Task prompt:
Your task is to write out the complete listing exactly as it is shown.

--- --- ---

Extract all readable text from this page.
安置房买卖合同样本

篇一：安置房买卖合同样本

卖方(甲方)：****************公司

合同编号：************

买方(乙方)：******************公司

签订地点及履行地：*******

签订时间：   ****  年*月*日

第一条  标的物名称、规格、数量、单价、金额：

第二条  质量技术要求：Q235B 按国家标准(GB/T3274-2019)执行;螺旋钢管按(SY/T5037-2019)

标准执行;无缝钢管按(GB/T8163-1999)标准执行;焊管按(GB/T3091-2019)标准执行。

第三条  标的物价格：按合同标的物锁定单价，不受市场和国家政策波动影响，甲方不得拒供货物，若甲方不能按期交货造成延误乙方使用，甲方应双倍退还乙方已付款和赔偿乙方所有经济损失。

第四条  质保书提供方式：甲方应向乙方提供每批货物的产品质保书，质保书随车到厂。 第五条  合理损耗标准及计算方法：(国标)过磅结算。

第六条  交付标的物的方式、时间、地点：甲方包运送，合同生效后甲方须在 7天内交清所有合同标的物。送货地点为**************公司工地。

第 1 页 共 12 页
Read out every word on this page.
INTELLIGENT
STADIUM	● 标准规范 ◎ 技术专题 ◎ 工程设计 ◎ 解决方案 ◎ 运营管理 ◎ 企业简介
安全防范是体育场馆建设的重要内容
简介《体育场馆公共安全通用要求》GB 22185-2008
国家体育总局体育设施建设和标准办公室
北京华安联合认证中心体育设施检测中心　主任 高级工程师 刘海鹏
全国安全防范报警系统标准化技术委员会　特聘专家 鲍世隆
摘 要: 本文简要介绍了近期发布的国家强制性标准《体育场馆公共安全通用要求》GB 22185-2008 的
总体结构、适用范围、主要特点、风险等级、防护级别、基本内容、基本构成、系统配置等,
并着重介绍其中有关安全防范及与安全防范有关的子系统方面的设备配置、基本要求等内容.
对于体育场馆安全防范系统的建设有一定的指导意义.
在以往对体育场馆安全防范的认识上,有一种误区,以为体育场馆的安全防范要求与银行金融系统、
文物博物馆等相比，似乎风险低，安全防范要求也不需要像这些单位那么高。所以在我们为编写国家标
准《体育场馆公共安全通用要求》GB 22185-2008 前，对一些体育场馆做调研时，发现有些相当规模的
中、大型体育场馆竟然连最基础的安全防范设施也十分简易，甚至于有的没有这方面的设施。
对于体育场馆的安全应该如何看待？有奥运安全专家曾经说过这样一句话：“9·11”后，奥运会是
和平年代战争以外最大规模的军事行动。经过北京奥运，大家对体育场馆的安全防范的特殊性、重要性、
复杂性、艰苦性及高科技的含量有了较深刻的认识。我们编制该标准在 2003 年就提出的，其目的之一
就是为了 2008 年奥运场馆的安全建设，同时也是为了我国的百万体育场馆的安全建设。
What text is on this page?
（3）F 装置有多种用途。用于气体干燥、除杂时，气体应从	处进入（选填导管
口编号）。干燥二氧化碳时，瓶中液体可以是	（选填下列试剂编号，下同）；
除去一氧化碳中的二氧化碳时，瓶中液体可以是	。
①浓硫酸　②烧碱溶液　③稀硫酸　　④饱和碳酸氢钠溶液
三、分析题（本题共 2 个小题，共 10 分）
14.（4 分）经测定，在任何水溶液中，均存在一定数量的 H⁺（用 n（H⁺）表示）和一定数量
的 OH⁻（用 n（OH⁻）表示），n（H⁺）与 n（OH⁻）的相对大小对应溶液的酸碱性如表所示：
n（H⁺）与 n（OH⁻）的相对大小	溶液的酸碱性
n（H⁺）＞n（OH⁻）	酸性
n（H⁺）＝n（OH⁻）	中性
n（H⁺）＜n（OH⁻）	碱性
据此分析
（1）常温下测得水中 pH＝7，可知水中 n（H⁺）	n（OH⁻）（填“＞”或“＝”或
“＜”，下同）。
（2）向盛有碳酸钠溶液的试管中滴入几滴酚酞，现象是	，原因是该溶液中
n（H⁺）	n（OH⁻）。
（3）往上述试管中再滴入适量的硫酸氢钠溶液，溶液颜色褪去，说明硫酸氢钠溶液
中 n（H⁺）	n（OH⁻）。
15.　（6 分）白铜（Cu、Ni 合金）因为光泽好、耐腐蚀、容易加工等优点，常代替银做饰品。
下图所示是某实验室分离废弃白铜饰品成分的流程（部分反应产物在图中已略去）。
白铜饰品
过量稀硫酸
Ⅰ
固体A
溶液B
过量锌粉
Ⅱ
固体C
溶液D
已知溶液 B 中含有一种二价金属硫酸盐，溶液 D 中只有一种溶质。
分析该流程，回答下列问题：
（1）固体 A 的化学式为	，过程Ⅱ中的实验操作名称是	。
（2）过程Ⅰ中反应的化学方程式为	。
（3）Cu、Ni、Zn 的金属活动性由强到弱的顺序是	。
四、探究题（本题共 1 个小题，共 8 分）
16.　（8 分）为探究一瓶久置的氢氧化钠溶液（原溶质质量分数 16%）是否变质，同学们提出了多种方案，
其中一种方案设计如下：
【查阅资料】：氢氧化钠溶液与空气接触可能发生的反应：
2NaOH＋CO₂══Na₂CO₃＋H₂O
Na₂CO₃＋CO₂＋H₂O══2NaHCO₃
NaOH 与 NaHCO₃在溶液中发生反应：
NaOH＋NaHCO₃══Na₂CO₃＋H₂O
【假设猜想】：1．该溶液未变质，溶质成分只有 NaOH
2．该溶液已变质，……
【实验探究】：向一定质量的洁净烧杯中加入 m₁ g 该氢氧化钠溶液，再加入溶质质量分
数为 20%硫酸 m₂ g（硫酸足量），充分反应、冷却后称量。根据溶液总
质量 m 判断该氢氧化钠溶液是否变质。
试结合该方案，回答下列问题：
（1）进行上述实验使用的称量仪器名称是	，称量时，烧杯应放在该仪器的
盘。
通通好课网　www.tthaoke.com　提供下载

--- --- ---

Response for this exercise:
Extract all readable text from this page.
安置房买卖合同样本

篇一：安置房买卖合同样本

卖方(甲方)：****************公司

合同编号：************

买方(乙方)：******************公司

签订地点及履行地：*******

签订时间：   ****  年*月*日

第一条  标的物名称、规格、数量、单价、金额：

第二条  质量技术要求：Q235B 按国家标准(GB/T3274-2019)执行;螺旋钢管按(SY/T5037-2019)

标准执行;无缝钢管按(GB/T8163-1999)标准执行;焊管按(GB/T3091-2019)标准执行。

第三条  标的物价格：按合同标的物锁定单价，不受市场和国家政策波动影响，甲方不得拒供货物，若甲方不能按期交货造成延误乙方使用，甲方应双倍退还乙方已付款和赔偿乙方所有经济损失。

第四条  质保书提供方式：甲方应向乙方提供每批货物的产品质保书，质保书随车到厂。 第五条  合理损耗标准及计算方法：(国标)过磅结算。

第六条  交付标的物的方式、时间、地点：甲方包运送，合同生效后甲方须在 7天内交清所有合同标的物。送货地点为**************公司工地。

第 1 页 共 12 页
Read out every word on this page.
INTELLIGENT
STADIUM	● 标准规范 ◎ 技术专题 ◎ 工程设计 ◎ 解决方案 ◎ 运营管理 ◎ 企业简介
安全防范是体育场馆建设的重要内容
简介《体育场馆公共安全通用要求》GB 22185-2008
国家体育总局体育设施建设和标准办公室
北京华安联合认证中心体育设施检测中心　主任 高级工程师 刘海鹏
全国安全防范报警系统标准化技术委员会　特聘专家 鲍世隆
摘 要: 本文简要介绍了近期发布的国家强制性标准《体育场馆公共安全通用要求》GB 22185-2008 的
总体结构、适用范围、主要特点、风险等级、防护级别、基本内容、基本构成、系统配置等,
并着重介绍其中有关安全防范及与安全防范有关的子系统方面的设备配置、基本要求等内容.
对于体育场馆安全防范系统的建设有一定的指导意义.
在以往对体育场馆安全防范的认识上,有一种误区,以为体育场馆的安全防范要求与银行金融系统、
文物博物馆等相比，似乎风险低，安全防范要求也不需要像这些单位那么高。所以在我们为编写国家标
准《体育场馆公共安全通用要求》GB 22185-2008 前，对一些体育场馆做调研时，发现有些相当规模的
中、大型体育场馆竟然连最基础的安全防范设施也十分简易，甚至于有的没有这方面的设施。
对于体育场馆的安全应该如何看待？有奥运安全专家曾经说过这样一句话：“9·11”后，奥运会是
和平年代战争以外最大规模的军事行动。经过北京奥运，大家对体育场馆的安全防范的特殊性、重要性、
复杂性、艰苦性及高科技的含量有了较深刻的认识。我们编制该标准在 2003 年就提出的，其目的之一
就是为了 2008 年奥运场馆的安全建设，同时也是为了我国的百万体育场馆的安全建设。
What text is on this page?
（3）F 装置有多种用途。用于气体干燥、除杂时，气体应从	处进入（选填导管
口编号）。干燥二氧化碳时，瓶中液体可以是	（选填下列试剂编号，下同）；
除去一氧化碳中的二氧化碳时，瓶中液体可以是	。
①浓硫酸　②烧碱溶液　③稀硫酸　　④饱和碳酸氢钠溶液
三、分析题（本题共 2 个小题，共 10 分）
14.（4 分）经测定，在任何水溶液中，均存在一定数量的 H⁺（用 n（H⁺）表示）和一定数量
的 OH⁻（用 n（OH⁻）表示），n（H⁺）与 n（OH⁻）的相对大小对应溶液的酸碱性如表所示：
n（H⁺）与 n（OH⁻）的相对大小	溶液的酸碱性
n（H⁺）＞n（OH⁻）	酸性
n（H⁺）＝n（OH⁻）	中性
n（H⁺）＜n（OH⁻）	碱性
据此分析
（1）常温下测得水中 pH＝7，可知水中 n（H⁺）	n（OH⁻）（填“＞”或“＝”或
“＜”，下同）。
（2）向盛有碳酸钠溶液的试管中滴入几滴酚酞，现象是	，原因是该溶液中
n（H⁺）	n（OH⁻）。
（3）往上述试管中再滴入适量的硫酸氢钠溶液，溶液颜色褪去，说明硫酸氢钠溶液
中 n（H⁺）	n（OH⁻）。
15.　（6 分）白铜（Cu、Ni 合金）因为光泽好、耐腐蚀、容易加工等优点，常代替银做饰品。
下图所示是某实验室分离废弃白铜饰品成分的流程（部分反应产物在图中已略去）。
白铜饰品
过量稀硫酸
Ⅰ
固体A
溶液B
过量锌粉
Ⅱ
固体C
溶液D
已知溶液 B 中含有一种二价金属硫酸盐，溶液 D 中只有一种溶质。
分析该流程，回答下列问题：
（1）固体 A 的化学式为	，过程Ⅱ中的实验操作名称是	。
（2）过程Ⅰ中反应的化学方程式为	。
（3）Cu、Ni、Zn 的金属活动性由强到弱的顺序是	。
四、探究题（本题共 1 个小题，共 8 分）
16.　（8 分）为探究一瓶久置的氢氧化钠溶液（原溶质质量分数 16%）是否变质，同学们提出了多种方案，
其中一种方案设计如下：
【查阅资料】：氢氧化钠溶液与空气接触可能发生的反应：
2NaOH＋CO₂══Na₂CO₃＋H₂O
Na₂CO₃＋CO₂＋H₂O══2NaHCO₃
NaOH 与 NaHCO₃在溶液中发生反应：
NaOH＋NaHCO₃══Na₂CO₃＋H₂O
【假设猜想】：1．该溶液未变质，溶质成分只有 NaOH
2．该溶液已变质，……
【实验探究】：向一定质量的洁净烧杯中加入 m₁ g 该氢氧化钠溶液，再加入溶质质量分
数为 20%硫酸 m₂ g（硫酸足量），充分反应、冷却后称量。根据溶液总
质量 m 判断该氢氧化钠溶液是否变质。
试结合该方案，回答下列问题：
（1）进行上述实验使用的称量仪器名称是	，称量时，烧杯应放在该仪器的
盘。
通通好课网　www.tthaoke.com　提供下载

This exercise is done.